**PROBLEM REQUIREMENTS:**
Only the lines holding the string "Periodista" are needed. Copy each one.

Data items:
■ ■ ■

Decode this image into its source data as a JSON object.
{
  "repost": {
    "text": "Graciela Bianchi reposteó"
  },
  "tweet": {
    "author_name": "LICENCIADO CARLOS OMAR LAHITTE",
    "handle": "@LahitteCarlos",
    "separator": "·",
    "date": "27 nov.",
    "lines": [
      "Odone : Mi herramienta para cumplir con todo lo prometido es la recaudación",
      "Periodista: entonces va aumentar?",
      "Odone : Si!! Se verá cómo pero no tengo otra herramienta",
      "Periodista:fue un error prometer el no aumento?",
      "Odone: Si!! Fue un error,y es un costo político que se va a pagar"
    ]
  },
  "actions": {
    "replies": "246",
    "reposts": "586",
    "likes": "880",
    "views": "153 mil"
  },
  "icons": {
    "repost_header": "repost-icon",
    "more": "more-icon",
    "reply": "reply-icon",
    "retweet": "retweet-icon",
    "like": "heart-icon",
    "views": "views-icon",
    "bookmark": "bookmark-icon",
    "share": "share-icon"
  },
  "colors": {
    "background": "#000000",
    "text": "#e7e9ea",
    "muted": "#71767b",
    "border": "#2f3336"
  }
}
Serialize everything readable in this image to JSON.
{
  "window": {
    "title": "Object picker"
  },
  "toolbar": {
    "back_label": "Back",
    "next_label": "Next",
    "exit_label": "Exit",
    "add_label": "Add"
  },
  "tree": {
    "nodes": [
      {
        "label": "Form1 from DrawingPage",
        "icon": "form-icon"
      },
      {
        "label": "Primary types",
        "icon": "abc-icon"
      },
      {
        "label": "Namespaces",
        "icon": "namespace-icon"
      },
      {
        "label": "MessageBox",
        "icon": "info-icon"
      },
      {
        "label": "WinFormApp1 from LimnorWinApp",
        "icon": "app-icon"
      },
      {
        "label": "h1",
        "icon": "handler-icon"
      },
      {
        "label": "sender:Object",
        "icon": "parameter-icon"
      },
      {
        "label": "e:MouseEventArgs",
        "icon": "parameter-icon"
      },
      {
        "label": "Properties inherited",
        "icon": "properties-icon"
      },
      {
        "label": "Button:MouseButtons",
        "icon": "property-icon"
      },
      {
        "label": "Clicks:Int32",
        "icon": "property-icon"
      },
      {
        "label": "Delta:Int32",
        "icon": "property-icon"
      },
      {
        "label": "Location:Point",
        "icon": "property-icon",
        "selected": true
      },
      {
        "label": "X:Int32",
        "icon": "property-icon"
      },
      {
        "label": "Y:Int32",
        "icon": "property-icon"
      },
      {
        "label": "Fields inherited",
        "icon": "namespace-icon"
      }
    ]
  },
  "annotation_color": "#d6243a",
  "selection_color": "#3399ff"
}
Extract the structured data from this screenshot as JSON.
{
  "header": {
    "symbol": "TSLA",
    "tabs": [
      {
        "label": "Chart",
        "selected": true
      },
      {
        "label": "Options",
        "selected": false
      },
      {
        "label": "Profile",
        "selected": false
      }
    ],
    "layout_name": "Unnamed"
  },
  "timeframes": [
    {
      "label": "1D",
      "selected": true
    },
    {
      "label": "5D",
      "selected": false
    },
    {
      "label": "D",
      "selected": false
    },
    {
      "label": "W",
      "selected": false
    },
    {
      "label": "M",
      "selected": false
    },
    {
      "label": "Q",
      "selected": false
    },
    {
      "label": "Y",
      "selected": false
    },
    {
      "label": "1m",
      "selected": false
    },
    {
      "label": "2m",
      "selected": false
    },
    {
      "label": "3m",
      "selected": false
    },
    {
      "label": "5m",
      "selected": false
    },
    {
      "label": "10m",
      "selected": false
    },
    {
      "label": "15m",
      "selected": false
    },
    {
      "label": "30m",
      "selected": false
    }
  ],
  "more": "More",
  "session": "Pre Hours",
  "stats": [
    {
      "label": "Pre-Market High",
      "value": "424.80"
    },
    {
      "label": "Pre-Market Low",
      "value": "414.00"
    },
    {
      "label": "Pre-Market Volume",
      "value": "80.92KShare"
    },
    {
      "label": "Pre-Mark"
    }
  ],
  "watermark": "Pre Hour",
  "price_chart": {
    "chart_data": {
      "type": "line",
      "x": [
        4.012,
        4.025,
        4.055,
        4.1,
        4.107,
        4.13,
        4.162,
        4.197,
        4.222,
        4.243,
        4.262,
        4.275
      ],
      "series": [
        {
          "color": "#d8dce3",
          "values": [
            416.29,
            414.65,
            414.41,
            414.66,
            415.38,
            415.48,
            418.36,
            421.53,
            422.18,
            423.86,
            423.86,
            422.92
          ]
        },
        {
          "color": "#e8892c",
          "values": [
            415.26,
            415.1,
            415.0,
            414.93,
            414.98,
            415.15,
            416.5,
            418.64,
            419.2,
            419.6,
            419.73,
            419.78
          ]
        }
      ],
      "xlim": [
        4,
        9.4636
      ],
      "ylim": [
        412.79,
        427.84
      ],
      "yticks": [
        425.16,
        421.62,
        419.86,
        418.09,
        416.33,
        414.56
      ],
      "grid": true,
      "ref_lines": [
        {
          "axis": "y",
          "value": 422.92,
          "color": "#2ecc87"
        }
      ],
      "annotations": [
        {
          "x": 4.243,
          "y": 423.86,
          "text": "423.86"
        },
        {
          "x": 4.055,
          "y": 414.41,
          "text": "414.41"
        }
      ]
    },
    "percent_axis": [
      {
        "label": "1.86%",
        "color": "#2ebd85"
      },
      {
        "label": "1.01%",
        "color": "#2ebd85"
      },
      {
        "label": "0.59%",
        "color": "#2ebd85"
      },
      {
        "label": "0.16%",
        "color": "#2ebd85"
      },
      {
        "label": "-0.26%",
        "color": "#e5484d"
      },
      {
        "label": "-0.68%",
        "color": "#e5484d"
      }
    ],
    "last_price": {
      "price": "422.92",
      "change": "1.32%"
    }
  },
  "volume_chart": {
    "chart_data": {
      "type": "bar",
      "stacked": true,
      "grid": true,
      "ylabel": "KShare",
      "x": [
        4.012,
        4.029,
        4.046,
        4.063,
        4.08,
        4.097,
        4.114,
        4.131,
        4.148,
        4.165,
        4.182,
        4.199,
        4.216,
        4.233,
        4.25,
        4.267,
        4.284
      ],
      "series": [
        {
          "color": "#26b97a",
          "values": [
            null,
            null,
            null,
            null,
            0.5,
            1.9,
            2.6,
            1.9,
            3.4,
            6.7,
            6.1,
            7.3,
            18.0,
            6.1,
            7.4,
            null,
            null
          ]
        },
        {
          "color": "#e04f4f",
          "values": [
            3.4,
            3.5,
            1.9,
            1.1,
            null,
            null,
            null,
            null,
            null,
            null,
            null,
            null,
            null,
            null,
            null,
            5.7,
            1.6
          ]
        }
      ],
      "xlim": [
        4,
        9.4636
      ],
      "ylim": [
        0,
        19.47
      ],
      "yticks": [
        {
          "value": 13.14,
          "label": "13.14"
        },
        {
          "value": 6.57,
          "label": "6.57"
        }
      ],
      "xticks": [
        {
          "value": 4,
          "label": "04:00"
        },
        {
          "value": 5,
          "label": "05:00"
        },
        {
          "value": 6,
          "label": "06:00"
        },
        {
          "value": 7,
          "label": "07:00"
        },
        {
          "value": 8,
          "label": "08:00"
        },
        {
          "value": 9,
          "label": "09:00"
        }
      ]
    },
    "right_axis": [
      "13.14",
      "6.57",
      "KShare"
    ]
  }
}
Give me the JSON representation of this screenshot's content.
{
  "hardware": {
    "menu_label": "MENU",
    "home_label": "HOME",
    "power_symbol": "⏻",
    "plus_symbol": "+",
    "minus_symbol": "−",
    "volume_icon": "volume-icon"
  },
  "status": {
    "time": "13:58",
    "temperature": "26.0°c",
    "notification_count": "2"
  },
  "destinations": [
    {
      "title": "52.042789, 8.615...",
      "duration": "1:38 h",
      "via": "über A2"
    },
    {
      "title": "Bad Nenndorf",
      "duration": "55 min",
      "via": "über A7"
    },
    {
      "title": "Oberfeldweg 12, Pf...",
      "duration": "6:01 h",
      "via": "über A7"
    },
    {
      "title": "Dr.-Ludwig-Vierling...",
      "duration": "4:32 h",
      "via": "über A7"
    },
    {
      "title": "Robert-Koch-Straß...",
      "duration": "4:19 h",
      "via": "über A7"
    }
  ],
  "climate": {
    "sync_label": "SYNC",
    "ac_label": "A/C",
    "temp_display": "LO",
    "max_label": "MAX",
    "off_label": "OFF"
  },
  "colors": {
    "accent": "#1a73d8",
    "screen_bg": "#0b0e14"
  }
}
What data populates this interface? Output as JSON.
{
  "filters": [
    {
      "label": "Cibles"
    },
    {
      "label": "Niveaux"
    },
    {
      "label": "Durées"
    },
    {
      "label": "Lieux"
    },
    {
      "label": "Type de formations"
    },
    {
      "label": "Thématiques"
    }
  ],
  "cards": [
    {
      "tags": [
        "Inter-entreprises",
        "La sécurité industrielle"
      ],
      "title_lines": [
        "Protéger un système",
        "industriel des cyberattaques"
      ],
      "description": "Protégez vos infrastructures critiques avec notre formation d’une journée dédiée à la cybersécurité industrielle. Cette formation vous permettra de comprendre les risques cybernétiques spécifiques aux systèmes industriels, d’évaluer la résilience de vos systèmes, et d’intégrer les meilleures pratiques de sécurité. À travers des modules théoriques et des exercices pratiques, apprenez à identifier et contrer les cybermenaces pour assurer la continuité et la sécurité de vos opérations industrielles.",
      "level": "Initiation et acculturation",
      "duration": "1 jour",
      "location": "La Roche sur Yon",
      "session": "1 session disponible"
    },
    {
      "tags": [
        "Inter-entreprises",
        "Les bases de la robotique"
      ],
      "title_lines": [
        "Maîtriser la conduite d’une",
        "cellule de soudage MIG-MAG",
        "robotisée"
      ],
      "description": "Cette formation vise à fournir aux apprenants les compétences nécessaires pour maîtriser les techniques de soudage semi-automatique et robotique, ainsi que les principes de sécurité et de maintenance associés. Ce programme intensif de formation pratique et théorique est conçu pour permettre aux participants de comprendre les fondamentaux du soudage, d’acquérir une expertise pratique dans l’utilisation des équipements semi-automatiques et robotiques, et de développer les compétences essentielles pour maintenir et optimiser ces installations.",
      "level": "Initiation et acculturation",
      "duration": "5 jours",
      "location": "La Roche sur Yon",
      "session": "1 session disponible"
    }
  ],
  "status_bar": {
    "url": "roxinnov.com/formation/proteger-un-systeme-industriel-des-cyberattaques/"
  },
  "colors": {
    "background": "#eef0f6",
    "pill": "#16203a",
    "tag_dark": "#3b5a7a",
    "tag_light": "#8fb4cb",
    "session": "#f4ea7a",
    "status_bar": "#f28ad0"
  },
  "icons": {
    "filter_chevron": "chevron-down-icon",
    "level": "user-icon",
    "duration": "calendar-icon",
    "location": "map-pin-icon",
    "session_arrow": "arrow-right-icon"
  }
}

■ ■ ■

**TASK OUTPUT:**
      "Periodista: entonces va aumentar?",
      "Periodista:fue un error prometer el no aumento?",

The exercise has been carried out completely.